Pull each line holding "huàn" out of the entries below.

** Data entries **
----

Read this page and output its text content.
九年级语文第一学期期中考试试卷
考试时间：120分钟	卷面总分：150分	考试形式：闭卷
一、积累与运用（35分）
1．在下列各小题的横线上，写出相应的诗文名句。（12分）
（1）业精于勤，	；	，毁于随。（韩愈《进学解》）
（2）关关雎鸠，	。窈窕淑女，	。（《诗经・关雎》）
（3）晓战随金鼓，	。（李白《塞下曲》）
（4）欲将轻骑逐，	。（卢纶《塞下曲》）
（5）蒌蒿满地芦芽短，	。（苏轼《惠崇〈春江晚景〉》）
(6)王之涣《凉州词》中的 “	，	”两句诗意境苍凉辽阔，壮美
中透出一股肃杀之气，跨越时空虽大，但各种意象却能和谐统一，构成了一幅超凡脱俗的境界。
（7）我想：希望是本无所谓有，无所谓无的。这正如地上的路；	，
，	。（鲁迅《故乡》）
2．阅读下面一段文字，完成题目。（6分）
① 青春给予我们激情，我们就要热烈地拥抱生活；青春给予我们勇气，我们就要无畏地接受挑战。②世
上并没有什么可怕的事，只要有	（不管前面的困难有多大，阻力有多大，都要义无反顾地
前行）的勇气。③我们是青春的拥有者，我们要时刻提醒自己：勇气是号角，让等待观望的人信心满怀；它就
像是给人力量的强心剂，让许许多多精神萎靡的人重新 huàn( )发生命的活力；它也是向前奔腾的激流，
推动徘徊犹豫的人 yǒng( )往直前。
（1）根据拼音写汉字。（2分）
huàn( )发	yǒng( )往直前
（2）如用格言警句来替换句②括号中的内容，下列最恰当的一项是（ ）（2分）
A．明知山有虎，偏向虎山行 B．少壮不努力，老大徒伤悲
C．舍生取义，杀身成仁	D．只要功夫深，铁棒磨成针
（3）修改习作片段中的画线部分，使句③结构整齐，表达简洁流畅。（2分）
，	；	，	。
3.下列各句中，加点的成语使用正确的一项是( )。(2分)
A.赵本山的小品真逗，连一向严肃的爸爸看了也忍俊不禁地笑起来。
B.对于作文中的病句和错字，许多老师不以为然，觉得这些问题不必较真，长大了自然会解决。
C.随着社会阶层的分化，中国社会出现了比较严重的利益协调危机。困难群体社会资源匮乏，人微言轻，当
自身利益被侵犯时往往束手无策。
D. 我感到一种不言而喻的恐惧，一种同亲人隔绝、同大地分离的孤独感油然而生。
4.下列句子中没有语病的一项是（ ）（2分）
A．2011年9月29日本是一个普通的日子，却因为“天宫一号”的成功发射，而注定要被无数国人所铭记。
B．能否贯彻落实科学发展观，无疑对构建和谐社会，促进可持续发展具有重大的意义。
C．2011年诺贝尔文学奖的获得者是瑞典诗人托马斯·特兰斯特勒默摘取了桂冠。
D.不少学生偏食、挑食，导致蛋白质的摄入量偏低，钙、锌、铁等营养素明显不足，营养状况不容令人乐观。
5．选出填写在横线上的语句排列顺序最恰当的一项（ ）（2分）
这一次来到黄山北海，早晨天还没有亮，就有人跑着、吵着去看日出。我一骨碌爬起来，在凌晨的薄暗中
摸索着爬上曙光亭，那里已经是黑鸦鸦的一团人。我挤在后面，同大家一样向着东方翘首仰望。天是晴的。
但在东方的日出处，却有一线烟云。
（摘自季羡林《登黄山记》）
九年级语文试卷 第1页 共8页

----

** Solved exercise **
像是给人力量的强心剂，让许许多多精神萎靡的人重新 huàn( )发生命的活力；它也是向前奔腾的激流，
huàn( )发	yǒng( )往直前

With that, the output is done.